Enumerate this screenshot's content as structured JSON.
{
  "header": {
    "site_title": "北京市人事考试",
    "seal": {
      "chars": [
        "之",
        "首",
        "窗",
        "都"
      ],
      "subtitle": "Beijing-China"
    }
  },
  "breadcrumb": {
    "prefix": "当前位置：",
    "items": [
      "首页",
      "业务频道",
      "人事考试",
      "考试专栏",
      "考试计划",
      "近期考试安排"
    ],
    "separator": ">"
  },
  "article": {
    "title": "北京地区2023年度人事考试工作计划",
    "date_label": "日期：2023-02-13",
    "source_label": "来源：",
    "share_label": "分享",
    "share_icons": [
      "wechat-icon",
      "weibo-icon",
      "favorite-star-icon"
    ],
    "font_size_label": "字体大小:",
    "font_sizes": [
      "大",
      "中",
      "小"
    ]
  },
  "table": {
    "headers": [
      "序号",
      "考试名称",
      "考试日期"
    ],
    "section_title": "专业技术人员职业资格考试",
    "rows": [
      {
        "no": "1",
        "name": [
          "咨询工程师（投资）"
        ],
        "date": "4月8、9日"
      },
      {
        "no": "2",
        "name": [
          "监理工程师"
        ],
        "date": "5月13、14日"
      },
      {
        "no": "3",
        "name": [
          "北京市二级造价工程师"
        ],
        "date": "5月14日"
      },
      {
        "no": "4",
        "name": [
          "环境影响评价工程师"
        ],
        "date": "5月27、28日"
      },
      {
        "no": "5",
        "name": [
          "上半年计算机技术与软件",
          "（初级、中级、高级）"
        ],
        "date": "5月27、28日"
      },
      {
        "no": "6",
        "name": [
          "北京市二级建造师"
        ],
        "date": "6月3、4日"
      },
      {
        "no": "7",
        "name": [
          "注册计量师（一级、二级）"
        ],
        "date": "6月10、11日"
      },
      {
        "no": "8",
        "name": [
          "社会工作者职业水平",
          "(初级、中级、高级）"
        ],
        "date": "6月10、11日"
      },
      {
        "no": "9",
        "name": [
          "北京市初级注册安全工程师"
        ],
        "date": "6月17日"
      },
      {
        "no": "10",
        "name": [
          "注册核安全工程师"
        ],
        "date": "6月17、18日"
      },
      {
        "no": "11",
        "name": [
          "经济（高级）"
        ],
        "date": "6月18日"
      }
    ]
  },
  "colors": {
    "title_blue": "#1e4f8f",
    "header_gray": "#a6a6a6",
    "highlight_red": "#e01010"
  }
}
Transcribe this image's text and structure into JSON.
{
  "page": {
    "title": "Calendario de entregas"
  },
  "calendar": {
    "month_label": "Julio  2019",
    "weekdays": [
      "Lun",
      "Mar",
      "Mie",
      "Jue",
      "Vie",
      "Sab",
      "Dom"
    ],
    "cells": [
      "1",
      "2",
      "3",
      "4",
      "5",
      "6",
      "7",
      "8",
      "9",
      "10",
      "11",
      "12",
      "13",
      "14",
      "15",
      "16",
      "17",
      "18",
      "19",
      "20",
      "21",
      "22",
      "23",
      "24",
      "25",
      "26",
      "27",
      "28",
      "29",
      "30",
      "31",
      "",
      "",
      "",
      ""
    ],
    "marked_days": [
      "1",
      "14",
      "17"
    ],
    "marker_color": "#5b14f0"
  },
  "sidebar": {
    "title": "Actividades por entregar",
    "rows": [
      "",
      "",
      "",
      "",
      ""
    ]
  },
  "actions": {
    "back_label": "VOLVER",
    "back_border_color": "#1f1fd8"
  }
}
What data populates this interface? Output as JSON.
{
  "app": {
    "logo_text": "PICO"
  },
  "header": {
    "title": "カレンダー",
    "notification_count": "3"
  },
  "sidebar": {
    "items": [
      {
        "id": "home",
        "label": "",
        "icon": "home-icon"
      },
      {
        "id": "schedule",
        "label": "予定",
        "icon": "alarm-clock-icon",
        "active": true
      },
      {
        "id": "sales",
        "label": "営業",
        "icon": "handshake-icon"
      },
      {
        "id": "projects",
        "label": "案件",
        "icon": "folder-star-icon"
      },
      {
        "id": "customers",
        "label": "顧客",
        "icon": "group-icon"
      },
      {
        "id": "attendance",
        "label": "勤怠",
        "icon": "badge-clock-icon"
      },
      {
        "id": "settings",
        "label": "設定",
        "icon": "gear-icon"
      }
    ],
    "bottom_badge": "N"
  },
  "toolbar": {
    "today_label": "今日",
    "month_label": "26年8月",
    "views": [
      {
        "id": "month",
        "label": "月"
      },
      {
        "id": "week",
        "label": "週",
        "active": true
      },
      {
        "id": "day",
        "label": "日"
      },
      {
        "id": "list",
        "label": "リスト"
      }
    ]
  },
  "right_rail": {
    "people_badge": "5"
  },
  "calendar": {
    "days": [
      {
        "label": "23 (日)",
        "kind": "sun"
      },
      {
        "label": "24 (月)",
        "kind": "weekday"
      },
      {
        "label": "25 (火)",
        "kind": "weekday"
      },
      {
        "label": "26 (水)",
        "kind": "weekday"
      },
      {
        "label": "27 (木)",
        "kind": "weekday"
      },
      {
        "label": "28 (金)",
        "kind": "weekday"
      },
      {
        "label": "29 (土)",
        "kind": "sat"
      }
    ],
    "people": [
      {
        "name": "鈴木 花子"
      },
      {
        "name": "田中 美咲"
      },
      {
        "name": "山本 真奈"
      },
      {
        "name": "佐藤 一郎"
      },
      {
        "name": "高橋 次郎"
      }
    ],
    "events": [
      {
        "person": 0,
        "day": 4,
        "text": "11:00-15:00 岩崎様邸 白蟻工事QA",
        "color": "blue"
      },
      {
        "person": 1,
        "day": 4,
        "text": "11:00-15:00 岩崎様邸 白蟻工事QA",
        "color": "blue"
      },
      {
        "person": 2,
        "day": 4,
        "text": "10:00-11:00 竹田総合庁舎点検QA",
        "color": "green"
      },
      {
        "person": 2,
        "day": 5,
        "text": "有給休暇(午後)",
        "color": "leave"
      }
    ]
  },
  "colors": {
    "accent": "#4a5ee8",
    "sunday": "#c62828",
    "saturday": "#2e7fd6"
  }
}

##############################

**To be done:** Your task is to repeat the data exactly, with nothing left out.

**Right answer:**
Enumerate this screenshot's content as structured JSON.
{
  "header": {
    "site_title": "北京市人事考试",
    "seal": {
      "chars": [
        "之",
        "首",
        "窗",
        "都"
      ],
      "subtitle": "Beijing-China"
    }
  },
  "breadcrumb": {
    "prefix": "当前位置：",
    "items": [
      "首页",
      "业务频道",
      "人事考试",
      "考试专栏",
      "考试计划",
      "近期考试安排"
    ],
    "separator": ">"
  },
  "article": {
    "title": "北京地区2023年度人事考试工作计划",
    "date_label": "日期：2023-02-13",
    "source_label": "来源：",
    "share_label": "分享",
    "share_icons": [
      "wechat-icon",
      "weibo-icon",
      "favorite-star-icon"
    ],
    "font_size_label": "字体大小:",
    "font_sizes": [
      "大",
      "中",
      "小"
    ]
  },
  "table": {
    "headers": [
      "序号",
      "考试名称",
      "考试日期"
    ],
    "section_title": "专业技术人员职业资格考试",
    "rows": [
      {
        "no": "1",
        "name": [
          "咨询工程师（投资）"
        ],
        "date": "4月8、9日"
      },
      {
        "no": "2",
        "name": [
          "监理工程师"
        ],
        "date": "5月13、14日"
      },
      {
        "no": "3",
        "name": [
          "北京市二级造价工程师"
        ],
        "date": "5月14日"
      },
      {
        "no": "4",
        "name": [
          "环境影响评价工程师"
        ],
        "date": "5月27、28日"
      },
      {
        "no": "5",
        "name": [
          "上半年计算机技术与软件",
          "（初级、中级、高级）"
        ],
        "date": "5月27、28日"
      },
      {
        "no": "6",
        "name": [
          "北京市二级建造师"
        ],
        "date": "6月3、4日"
      },
      {
        "no": "7",
        "name": [
          "注册计量师（一级、二级）"
        ],
        "date": "6月10、11日"
      },
      {
        "no": "8",
        "name": [
          "社会工作者职业水平",
          "(初级、中级、高级）"
        ],
        "date": "6月10、11日"
      },
      {
        "no": "9",
        "name": [
          "北京市初级注册安全工程师"
        ],
        "date": "6月17日"
      },
      {
        "no": "10",
        "name": [
          "注册核安全工程师"
        ],
        "date": "6月17、18日"
      },
      {
        "no": "11",
        "name": [
          "经济（高级）"
        ],
        "date": "6月18日"
      }
    ]
  },
  "colors": {
    "title_blue": "#1e4f8f",
    "header_gray": "#a6a6a6",
    "highlight_red": "#e01010"
  }
}
Transcribe this image's text and structure into JSON.
{
  "page": {
    "title": "Calendario de entregas"
  },
  "calendar": {
    "month_label": "Julio  2019",
    "weekdays": [
      "Lun",
      "Mar",
      "Mie",
      "Jue",
      "Vie",
      "Sab",
      "Dom"
    ],
    "cells": [
      "1",
      "2",
      "3",
      "4",
      "5",
      "6",
      "7",
      "8",
      "9",
      "10",
      "11",
      "12",
      "13",
      "14",
      "15",
      "16",
      "17",
      "18",
      "19",
      "20",
      "21",
      "22",
      "23",
      "24",
      "25",
      "26",
      "27",
      "28",
      "29",
      "30",
      "31",
      "",
      "",
      "",
      ""
    ],
    "marked_days": [
      "1",
      "14",
      "17"
    ],
    "marker_color": "#5b14f0"
  },
  "sidebar": {
    "title": "Actividades por entregar",
    "rows": [
      "",
      "",
      "",
      "",
      ""
    ]
  },
  "actions": {
    "back_label": "VOLVER",
    "back_border_color": "#1f1fd8"
  }
}
What data populates this interface? Output as JSON.
{
  "app": {
    "logo_text": "PICO"
  },
  "header": {
    "title": "カレンダー",
    "notification_count": "3"
  },
  "sidebar": {
    "items": [
      {
        "id": "home",
        "label": "",
        "icon": "home-icon"
      },
      {
        "id": "schedule",
        "label": "予定",
        "icon": "alarm-clock-icon",
        "active": true
      },
      {
        "id": "sales",
        "label": "営業",
        "icon": "handshake-icon"
      },
      {
        "id": "projects",
        "label": "案件",
        "icon": "folder-star-icon"
      },
      {
        "id": "customers",
        "label": "顧客",
        "icon": "group-icon"
      },
      {
        "id": "attendance",
        "label": "勤怠",
        "icon": "badge-clock-icon"
      },
      {
        "id": "settings",
        "label": "設定",
        "icon": "gear-icon"
      }
    ],
    "bottom_badge": "N"
  },
  "toolbar": {
    "today_label": "今日",
    "month_label": "26年8月",
    "views": [
      {
        "id": "month",
        "label": "月"
      },
      {
        "id": "week",
        "label": "週",
        "active": true
      },
      {
        "id": "day",
        "label": "日"
      },
      {
        "id": "list",
        "label": "リスト"
      }
    ]
  },
  "right_rail": {
    "people_badge": "5"
  },
  "calendar": {
    "days": [
      {
        "label": "23 (日)",
        "kind": "sun"
      },
      {
        "label": "24 (月)",
        "kind": "weekday"
      },
      {
        "label": "25 (火)",
        "kind": "weekday"
      },
      {
        "label": "26 (水)",
        "kind": "weekday"
      },
      {
        "label": "27 (木)",
        "kind": "weekday"
      },
      {
        "label": "28 (金)",
        "kind": "weekday"
      },
      {
        "label": "29 (土)",
        "kind": "sat"
      }
    ],
    "people": [
      {
        "name": "鈴木 花子"
      },
      {
        "name": "田中 美咲"
      },
      {
        "name": "山本 真奈"
      },
      {
        "name": "佐藤 一郎"
      },
      {
        "name": "高橋 次郎"
      }
    ],
    "events": [
      {
        "person": 0,
        "day": 4,
        "text": "11:00-15:00 岩崎様邸 白蟻工事QA",
        "color": "blue"
      },
      {
        "person": 1,
        "day": 4,
        "text": "11:00-15:00 岩崎様邸 白蟻工事QA",
        "color": "blue"
      },
      {
        "person": 2,
        "day": 4,
        "text": "10:00-11:00 竹田総合庁舎点検QA",
        "color": "green"
      },
      {
        "person": 2,
        "day": 5,
        "text": "有給休暇(午後)",
        "color": "leave"
      }
    ]
  },
  "colors": {
    "accent": "#4a5ee8",
    "sunday": "#c62828",
    "saturday": "#2e7fd6"
  }
}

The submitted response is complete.